───── DATASET RECORDS ─────

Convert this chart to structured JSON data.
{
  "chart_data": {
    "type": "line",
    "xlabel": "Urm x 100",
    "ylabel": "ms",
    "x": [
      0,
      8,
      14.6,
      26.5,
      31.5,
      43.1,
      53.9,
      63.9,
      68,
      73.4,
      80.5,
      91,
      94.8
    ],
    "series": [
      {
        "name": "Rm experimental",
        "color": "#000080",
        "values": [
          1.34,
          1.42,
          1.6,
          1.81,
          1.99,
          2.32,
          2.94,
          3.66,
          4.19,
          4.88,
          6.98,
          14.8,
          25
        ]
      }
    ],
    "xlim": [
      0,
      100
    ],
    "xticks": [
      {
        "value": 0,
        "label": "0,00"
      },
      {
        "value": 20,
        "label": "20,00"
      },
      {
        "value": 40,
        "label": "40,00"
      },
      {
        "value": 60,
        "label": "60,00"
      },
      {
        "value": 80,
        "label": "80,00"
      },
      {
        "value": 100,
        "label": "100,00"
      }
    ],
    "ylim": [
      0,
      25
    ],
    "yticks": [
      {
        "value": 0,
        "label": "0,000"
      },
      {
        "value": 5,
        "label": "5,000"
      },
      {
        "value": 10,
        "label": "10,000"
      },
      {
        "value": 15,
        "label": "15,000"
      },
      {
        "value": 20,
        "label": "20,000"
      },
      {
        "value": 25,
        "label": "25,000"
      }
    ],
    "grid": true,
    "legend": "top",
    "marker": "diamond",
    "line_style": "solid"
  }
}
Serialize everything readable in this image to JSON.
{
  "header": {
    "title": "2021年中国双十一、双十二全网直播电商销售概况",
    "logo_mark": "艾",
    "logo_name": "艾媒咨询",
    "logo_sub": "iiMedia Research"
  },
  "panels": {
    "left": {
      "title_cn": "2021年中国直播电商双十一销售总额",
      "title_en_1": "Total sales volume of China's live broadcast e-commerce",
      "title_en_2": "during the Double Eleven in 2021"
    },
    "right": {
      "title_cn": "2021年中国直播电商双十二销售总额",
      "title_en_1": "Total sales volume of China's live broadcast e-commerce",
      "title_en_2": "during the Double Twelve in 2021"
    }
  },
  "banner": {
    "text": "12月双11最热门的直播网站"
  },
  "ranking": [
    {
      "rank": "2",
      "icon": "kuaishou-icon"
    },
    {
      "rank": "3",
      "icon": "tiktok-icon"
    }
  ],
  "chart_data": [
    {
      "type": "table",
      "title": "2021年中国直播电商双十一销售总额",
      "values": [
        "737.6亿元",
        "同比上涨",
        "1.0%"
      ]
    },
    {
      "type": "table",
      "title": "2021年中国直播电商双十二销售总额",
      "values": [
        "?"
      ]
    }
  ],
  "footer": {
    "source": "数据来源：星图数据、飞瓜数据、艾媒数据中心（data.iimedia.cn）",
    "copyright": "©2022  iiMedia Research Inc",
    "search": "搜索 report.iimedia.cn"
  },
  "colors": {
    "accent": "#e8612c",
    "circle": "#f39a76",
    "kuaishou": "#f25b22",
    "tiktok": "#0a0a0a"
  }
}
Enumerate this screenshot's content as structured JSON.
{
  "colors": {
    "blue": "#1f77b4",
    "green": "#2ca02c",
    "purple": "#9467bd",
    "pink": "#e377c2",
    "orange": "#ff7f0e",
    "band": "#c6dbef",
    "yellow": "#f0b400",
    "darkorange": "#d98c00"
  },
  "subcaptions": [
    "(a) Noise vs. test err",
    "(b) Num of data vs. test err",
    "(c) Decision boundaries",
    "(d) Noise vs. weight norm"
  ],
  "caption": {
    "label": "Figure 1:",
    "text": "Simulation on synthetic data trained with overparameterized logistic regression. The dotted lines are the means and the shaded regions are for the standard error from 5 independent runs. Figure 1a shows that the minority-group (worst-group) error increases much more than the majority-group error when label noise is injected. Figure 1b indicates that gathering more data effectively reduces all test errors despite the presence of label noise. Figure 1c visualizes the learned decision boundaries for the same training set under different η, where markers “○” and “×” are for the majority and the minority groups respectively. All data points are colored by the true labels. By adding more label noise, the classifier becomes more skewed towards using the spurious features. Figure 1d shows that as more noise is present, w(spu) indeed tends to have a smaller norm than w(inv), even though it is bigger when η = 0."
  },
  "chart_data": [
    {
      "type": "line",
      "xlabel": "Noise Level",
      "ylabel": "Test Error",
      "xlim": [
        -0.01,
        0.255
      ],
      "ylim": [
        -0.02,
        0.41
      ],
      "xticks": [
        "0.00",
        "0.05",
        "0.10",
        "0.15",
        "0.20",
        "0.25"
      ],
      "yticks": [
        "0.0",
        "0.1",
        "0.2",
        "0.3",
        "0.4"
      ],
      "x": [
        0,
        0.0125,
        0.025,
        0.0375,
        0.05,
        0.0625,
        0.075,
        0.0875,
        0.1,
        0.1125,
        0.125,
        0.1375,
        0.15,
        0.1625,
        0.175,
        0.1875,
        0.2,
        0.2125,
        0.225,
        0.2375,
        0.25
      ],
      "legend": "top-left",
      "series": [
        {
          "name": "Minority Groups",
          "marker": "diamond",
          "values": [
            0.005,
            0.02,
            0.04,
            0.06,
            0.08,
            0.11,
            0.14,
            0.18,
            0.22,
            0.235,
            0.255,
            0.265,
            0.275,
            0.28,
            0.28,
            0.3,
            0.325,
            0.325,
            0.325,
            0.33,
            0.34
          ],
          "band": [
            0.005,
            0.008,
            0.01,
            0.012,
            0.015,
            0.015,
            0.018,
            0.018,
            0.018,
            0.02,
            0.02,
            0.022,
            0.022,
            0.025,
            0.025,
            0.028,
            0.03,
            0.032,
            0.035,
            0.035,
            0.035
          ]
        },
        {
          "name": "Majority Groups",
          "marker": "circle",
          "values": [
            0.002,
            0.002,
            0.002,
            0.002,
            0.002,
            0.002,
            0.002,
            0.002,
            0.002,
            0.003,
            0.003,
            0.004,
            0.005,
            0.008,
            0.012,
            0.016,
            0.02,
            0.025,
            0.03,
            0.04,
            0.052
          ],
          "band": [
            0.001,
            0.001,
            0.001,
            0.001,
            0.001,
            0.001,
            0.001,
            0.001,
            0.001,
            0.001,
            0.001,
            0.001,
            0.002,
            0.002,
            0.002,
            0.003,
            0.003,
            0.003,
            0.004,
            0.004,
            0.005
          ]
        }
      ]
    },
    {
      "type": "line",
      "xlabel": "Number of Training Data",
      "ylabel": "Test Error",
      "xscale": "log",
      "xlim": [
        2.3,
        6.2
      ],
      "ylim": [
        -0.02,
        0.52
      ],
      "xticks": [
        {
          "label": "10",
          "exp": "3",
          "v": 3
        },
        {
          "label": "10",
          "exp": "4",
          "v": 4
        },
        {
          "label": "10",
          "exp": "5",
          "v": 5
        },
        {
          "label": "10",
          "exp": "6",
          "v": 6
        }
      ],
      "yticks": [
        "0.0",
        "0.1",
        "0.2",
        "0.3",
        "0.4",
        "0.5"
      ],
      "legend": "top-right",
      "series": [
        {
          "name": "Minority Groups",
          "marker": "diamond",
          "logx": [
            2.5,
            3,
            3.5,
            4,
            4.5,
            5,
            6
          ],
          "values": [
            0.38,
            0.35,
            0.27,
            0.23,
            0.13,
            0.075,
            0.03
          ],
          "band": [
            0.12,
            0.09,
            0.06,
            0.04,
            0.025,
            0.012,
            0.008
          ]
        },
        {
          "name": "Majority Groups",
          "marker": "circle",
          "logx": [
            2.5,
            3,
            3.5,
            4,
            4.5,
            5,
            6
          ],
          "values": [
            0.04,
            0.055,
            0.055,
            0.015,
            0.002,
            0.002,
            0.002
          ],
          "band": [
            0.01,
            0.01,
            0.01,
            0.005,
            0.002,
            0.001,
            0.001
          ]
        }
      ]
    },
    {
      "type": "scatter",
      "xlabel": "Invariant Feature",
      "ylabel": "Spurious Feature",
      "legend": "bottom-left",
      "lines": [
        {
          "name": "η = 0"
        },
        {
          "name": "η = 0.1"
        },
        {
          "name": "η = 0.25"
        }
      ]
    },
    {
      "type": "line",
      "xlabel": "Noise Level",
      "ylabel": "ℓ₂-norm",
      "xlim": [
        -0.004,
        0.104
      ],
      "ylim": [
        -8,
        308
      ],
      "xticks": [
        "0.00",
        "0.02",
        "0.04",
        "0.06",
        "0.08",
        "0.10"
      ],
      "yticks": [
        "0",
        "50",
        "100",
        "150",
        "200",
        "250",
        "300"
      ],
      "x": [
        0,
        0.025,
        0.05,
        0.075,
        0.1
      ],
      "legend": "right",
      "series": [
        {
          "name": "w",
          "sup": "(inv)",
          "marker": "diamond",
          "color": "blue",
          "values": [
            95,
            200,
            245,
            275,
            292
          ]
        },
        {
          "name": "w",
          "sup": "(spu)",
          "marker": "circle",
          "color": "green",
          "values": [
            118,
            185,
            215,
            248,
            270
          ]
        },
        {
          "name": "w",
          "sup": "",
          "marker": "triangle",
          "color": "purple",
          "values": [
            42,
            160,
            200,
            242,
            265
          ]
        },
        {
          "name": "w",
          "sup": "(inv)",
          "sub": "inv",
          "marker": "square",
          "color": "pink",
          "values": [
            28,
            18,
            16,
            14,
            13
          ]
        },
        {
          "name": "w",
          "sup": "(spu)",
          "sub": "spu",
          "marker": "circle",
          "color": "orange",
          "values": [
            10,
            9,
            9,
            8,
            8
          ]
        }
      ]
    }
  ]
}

─────

§ **TASK**
List each line of the entries that holds the string "during".

§ **THE COMPLETED TASK**
      "title_en_2": "during the Double Eleven in 2021"
      "title_en_2": "during the Double Twelve in 2021"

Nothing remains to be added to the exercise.